**MATERIAL SUPPLIED**.
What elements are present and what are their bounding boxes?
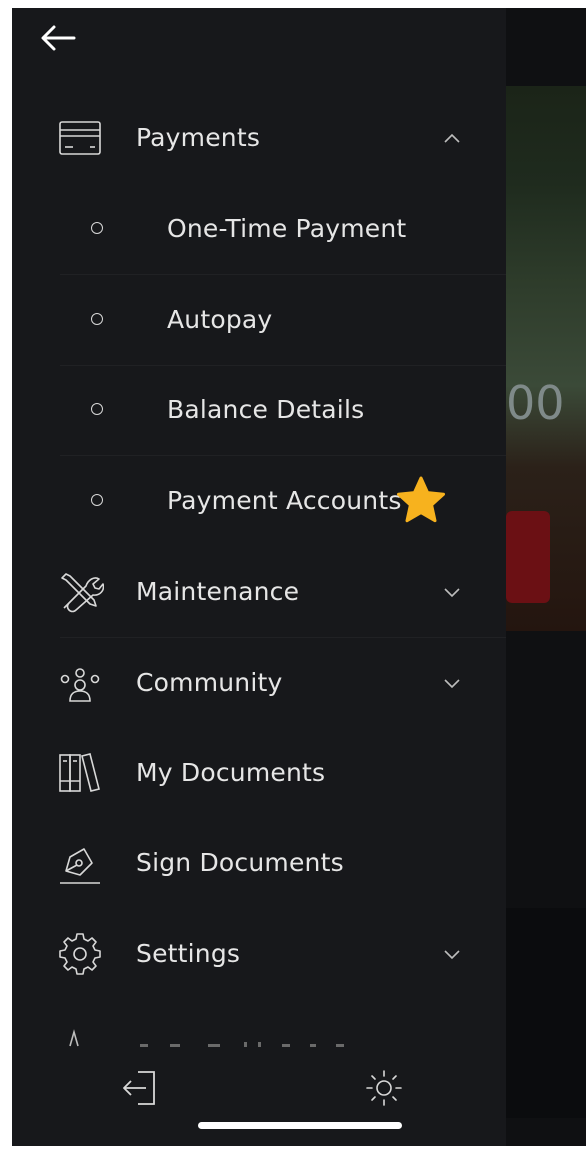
menu-item-label: Maintenance [136, 577, 300, 606]
people-icon [56, 659, 104, 707]
bullet-icon [91, 403, 103, 415]
chevron-down-icon[interactable] [440, 580, 464, 604]
chevron-down-icon[interactable] [440, 942, 464, 966]
bullet-icon [91, 313, 103, 325]
home-indicator[interactable] [198, 1122, 402, 1129]
drawer-footer [12, 1058, 506, 1146]
submenu-item-label: Payment Accounts [167, 486, 402, 515]
menu-item-label: Sign Documents [136, 848, 344, 877]
menu-item-partial [12, 1016, 506, 1056]
menu-item-community[interactable]: Community [12, 638, 506, 728]
back-button[interactable] [38, 22, 78, 54]
sun-icon [366, 1070, 402, 1106]
phone-screen: 00 Payments One-Time Payment Autopay Bal… [12, 8, 586, 1146]
submenu-item-balance-details[interactable]: Balance Details [12, 365, 506, 455]
menu-item-label: Payments [136, 123, 261, 152]
menu-item-my-documents[interactable]: My Documents [12, 728, 506, 818]
bullet-icon [91, 494, 103, 506]
pen-sign-icon [56, 839, 104, 887]
menu-item-payments[interactable]: Payments [12, 93, 506, 183]
menu-item-sign-documents[interactable]: Sign Documents [12, 818, 506, 908]
background-photo: 00 [506, 86, 586, 631]
gear-icon [56, 930, 104, 978]
chevron-down-icon[interactable] [440, 671, 464, 695]
submenu-item-one-time-payment[interactable]: One-Time Payment [12, 184, 506, 274]
background-card [506, 908, 586, 1118]
credit-card-icon [56, 114, 104, 162]
background-red-button [506, 511, 550, 603]
logout-button[interactable] [120, 1068, 160, 1108]
background-amount: 00 [506, 376, 565, 430]
star-icon [394, 474, 448, 528]
menu-item-label: Settings [136, 939, 241, 968]
menu-item-label: Community [136, 668, 283, 697]
navigation-drawer: Payments One-Time Payment Autopay Balanc… [12, 8, 506, 1146]
submenu-item-label: Autopay [167, 305, 273, 334]
theme-toggle-button[interactable] [364, 1068, 404, 1108]
submenu-item-autopay[interactable]: Autopay [12, 275, 506, 365]
chevron-up-icon[interactable] [440, 126, 464, 150]
menu-item-settings[interactable]: Settings [12, 909, 506, 999]
arrow-left-icon [41, 25, 76, 51]
tools-icon [56, 568, 104, 616]
menu-item-label: My Documents [136, 758, 326, 787]
submenu-item-label: Balance Details [167, 395, 365, 424]
binders-icon [56, 749, 104, 797]
bullet-icon [91, 222, 103, 234]
logout-icon [123, 1071, 155, 1105]
submenu-item-label: One-Time Payment [167, 214, 407, 243]
background-app-overlay[interactable]: 00 [506, 8, 586, 1146]
menu-item-maintenance[interactable]: Maintenance [12, 547, 506, 637]
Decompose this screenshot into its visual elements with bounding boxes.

**TO BE DONE**. Reproduce every line of the data above without changing anything, and leave the pictures out of your answer.

**RESULT OF THE EXERCISE**.
What elements are present and what are their bounding boxes?
menu-item-label: Maintenance [136, 577, 300, 606]
people-icon [56, 659, 104, 707]
bullet-icon [91, 403, 103, 415]
chevron-down-icon[interactable] [440, 580, 464, 604]
chevron-down-icon[interactable] [440, 942, 464, 966]
bullet-icon [91, 313, 103, 325]
home-indicator[interactable] [198, 1122, 402, 1129]
drawer-footer [12, 1058, 506, 1146]
submenu-item-label: Payment Accounts [167, 486, 402, 515]
menu-item-label: Sign Documents [136, 848, 344, 877]
menu-item-partial [12, 1016, 506, 1056]
menu-item-community[interactable]: Community [12, 638, 506, 728]
back-button[interactable] [38, 22, 78, 54]
sun-icon [366, 1070, 402, 1106]
phone-screen: 00 Payments One-Time Payment Autopay Bal… [12, 8, 586, 1146]
submenu-item-balance-details[interactable]: Balance Details [12, 365, 506, 455]
menu-item-label: Payments [136, 123, 261, 152]
menu-item-my-documents[interactable]: My Documents [12, 728, 506, 818]
bullet-icon [91, 494, 103, 506]
pen-sign-icon [56, 839, 104, 887]
menu-item-payments[interactable]: Payments [12, 93, 506, 183]
menu-item-sign-documents[interactable]: Sign Documents [12, 818, 506, 908]
background-photo: 00 [506, 86, 586, 631]
gear-icon [56, 930, 104, 978]
chevron-down-icon[interactable] [440, 671, 464, 695]
submenu-item-one-time-payment[interactable]: One-Time Payment [12, 184, 506, 274]
background-card [506, 908, 586, 1118]
credit-card-icon [56, 114, 104, 162]
background-red-button [506, 511, 550, 603]
logout-button[interactable] [120, 1068, 160, 1108]
background-amount: 00 [506, 376, 565, 430]
star-icon [394, 474, 448, 528]
menu-item-label: Settings [136, 939, 241, 968]
menu-item-label: Community [136, 668, 283, 697]
navigation-drawer: Payments One-Time Payment Autopay Balanc… [12, 8, 506, 1146]
submenu-item-label: Autopay [167, 305, 273, 334]
theme-toggle-button[interactable] [364, 1068, 404, 1108]
submenu-item-autopay[interactable]: Autopay [12, 275, 506, 365]
chevron-up-icon[interactable] [440, 126, 464, 150]
menu-item-settings[interactable]: Settings [12, 909, 506, 999]
arrow-left-icon [41, 25, 76, 51]
tools-icon [56, 568, 104, 616]
menu-item-label: My Documents [136, 758, 326, 787]
submenu-item-label: Balance Details [167, 395, 365, 424]
binders-icon [56, 749, 104, 797]
bullet-icon [91, 222, 103, 234]
logout-icon [123, 1071, 155, 1105]
submenu-item-label: One-Time Payment [167, 214, 407, 243]
background-app-overlay[interactable]: 00 [506, 8, 586, 1146]
menu-item-maintenance[interactable]: Maintenance [12, 547, 506, 637]
Decompose this screenshot into its visual elements with bounding boxes.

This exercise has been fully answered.